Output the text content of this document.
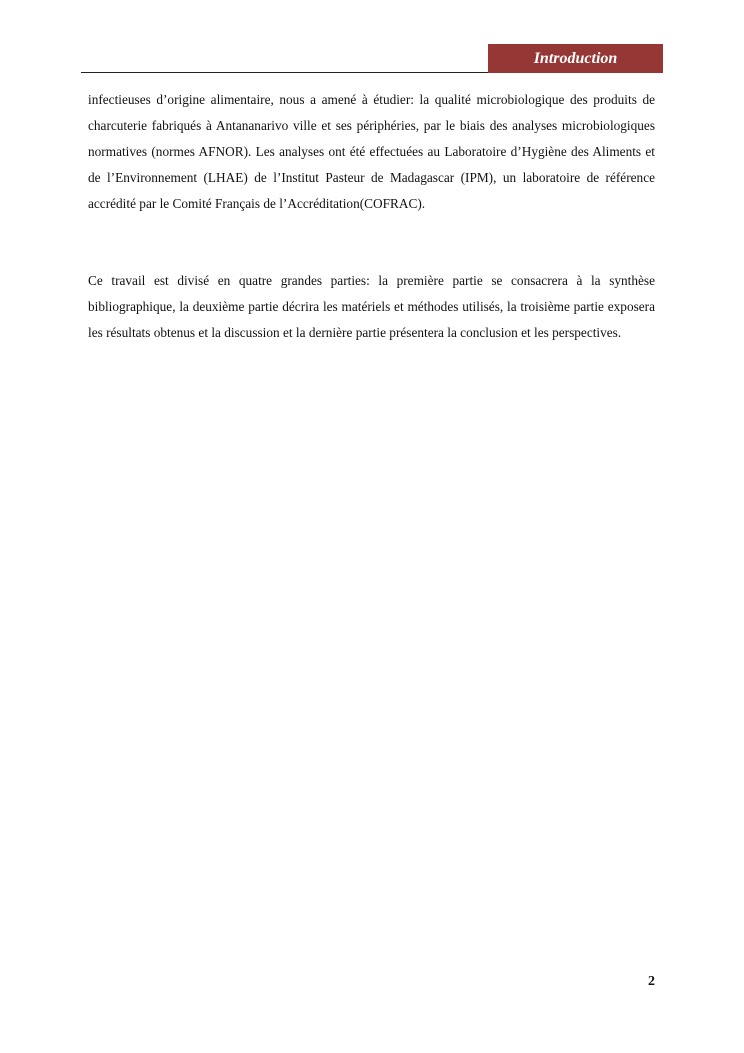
Introduction

infectieuses d’origine alimentaire, nous a amené à étudier: la qualité microbiologique des produits de charcuterie fabriqués à Antananarivo ville et ses périphéries, par le biais des analyses microbiologiques normatives (normes AFNOR). Les analyses ont été effectuées au Laboratoire d’Hygiène des Aliments et de l’Environnement (LHAE) de l’Institut Pasteur de Madagascar (IPM), un laboratoire de référence accrédité par le Comité Français de l’Accréditation(COFRAC).

Ce travail est divisé en quatre grandes parties: la première partie se consacrera à la synthèse bibliographique, la deuxième partie décrira les matériels et méthodes utilisés, la troisième partie exposera les résultats obtenus et la discussion et la dernière partie présentera la conclusion et les perspectives.

2
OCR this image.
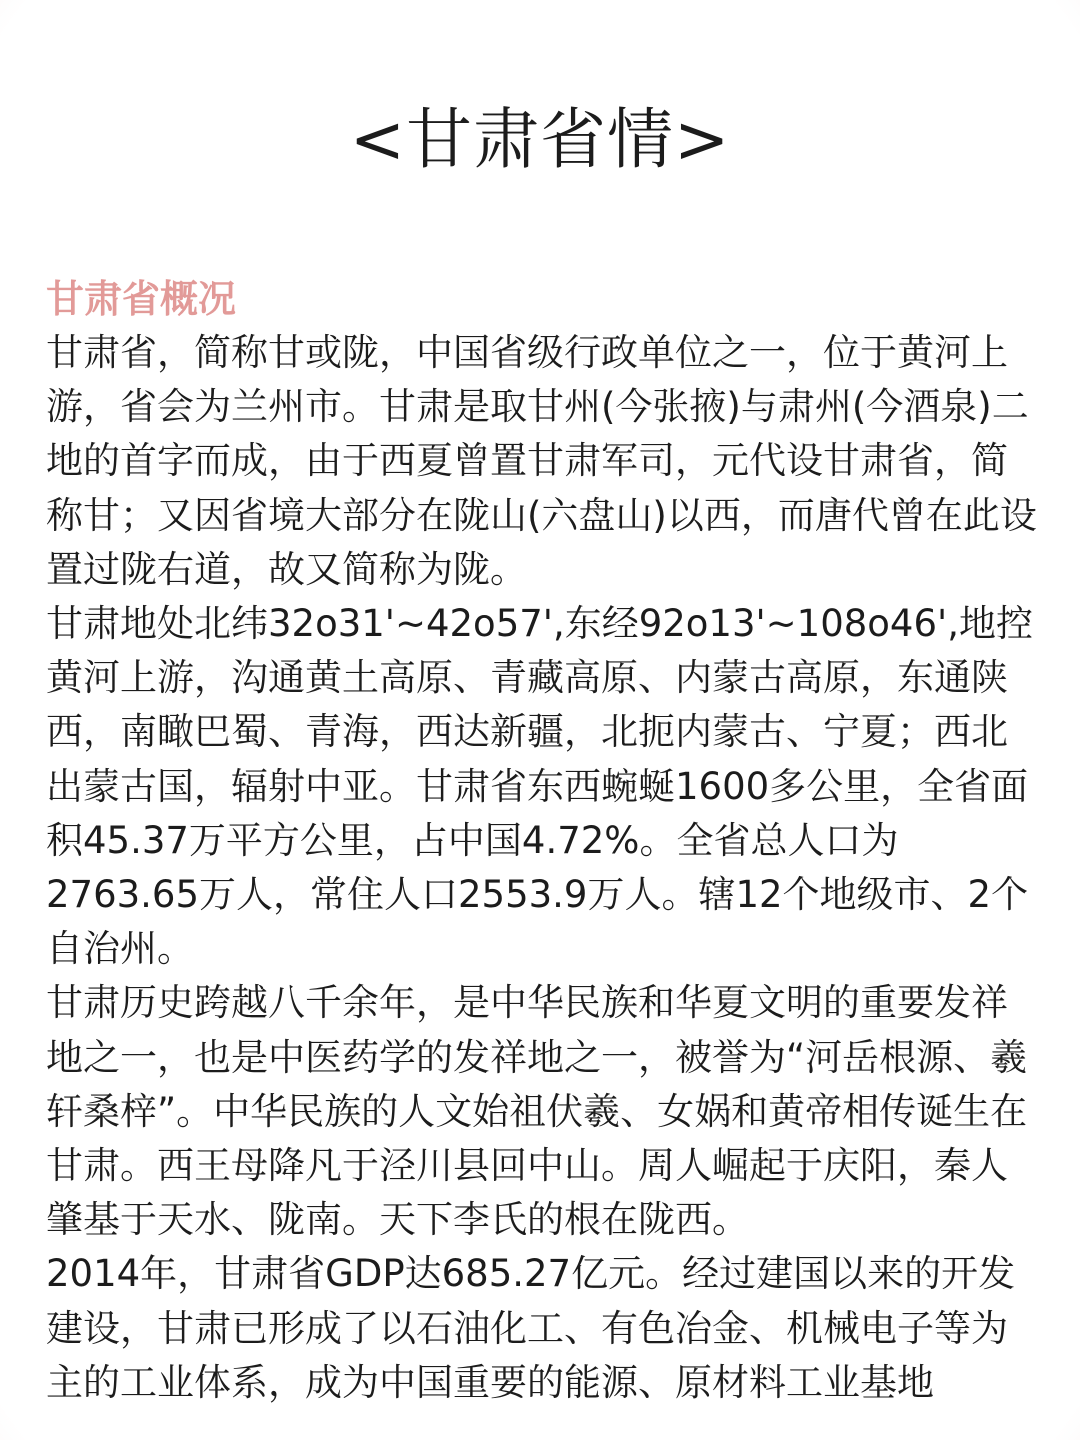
<甘肃省情>
甘肃省概况

甘肃省，简称甘或陇，中国省级行政单位之一，位于黄河上游，省会为兰州市。甘肃是取甘州(今张掖)与肃州(今酒泉)二地的首字而成，由于西夏曾置甘肃军司，元代设甘肃省，简称甘；又因省境大部分在陇山(六盘山)以西，而唐代曾在此设置过陇右道，故又简称为陇。

甘肃地处北纬32o31'~42o57',东经92o13'~108o46',地控黄河上游，沟通黄土高原、青藏高原、内蒙古高原，东通陕西，南瞰巴蜀、青海，西达新疆，北扼内蒙古、宁夏；西北出蒙古国，辐射中亚。甘肃省东西蜿蜒1600多公里，全省面积45.37万平方公里，占中国4.72%。全省总人口为2763.65万人，常住人口2553.9万人。辖12个地级市、2个自治州。

甘肃历史跨越八千余年，是中华民族和华夏文明的重要发祥地之一，也是中医药学的发祥地之一，被誉为“河岳根源、羲轩桑梓”。中华民族的人文始祖伏羲、女娲和黄帝相传诞生在甘肃。西王母降凡于泾川县回中山。周人崛起于庆阳，秦人肇基于天水、陇南。天下李氏的根在陇西。

2014年，甘肃省GDP达685.27亿元。经过建国以来的开发建设，甘肃已形成了以石油化工、有色冶金、机械电子等为主的工业体系，成为中国重要的能源、原材料工业基地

###

- To be done: Everything from the line that contains "OCR this image." to the final line of the data is to be duplicated exactly, both ends included, except the pictures.

- Solution for this exercise:
OCR this image.
<甘肃省情>
甘肃省概况

甘肃省，简称甘或陇，中国省级行政单位之一，位于黄河上游，省会为兰州市。甘肃是取甘州(今张掖)与肃州(今酒泉)二地的首字而成，由于西夏曾置甘肃军司，元代设甘肃省，简称甘；又因省境大部分在陇山(六盘山)以西，而唐代曾在此设置过陇右道，故又简称为陇。

甘肃地处北纬32o31'~42o57',东经92o13'~108o46',地控黄河上游，沟通黄土高原、青藏高原、内蒙古高原，东通陕西，南瞰巴蜀、青海，西达新疆，北扼内蒙古、宁夏；西北出蒙古国，辐射中亚。甘肃省东西蜿蜒1600多公里，全省面积45.37万平方公里，占中国4.72%。全省总人口为2763.65万人，常住人口2553.9万人。辖12个地级市、2个自治州。

甘肃历史跨越八千余年，是中华民族和华夏文明的重要发祥地之一，也是中医药学的发祥地之一，被誉为“河岳根源、羲轩桑梓”。中华民族的人文始祖伏羲、女娲和黄帝相传诞生在甘肃。西王母降凡于泾川县回中山。周人崛起于庆阳，秦人肇基于天水、陇南。天下李氏的根在陇西。

2014年，甘肃省GDP达685.27亿元。经过建国以来的开发建设，甘肃已形成了以石油化工、有色冶金、机械电子等为主的工业体系，成为中国重要的能源、原材料工业基地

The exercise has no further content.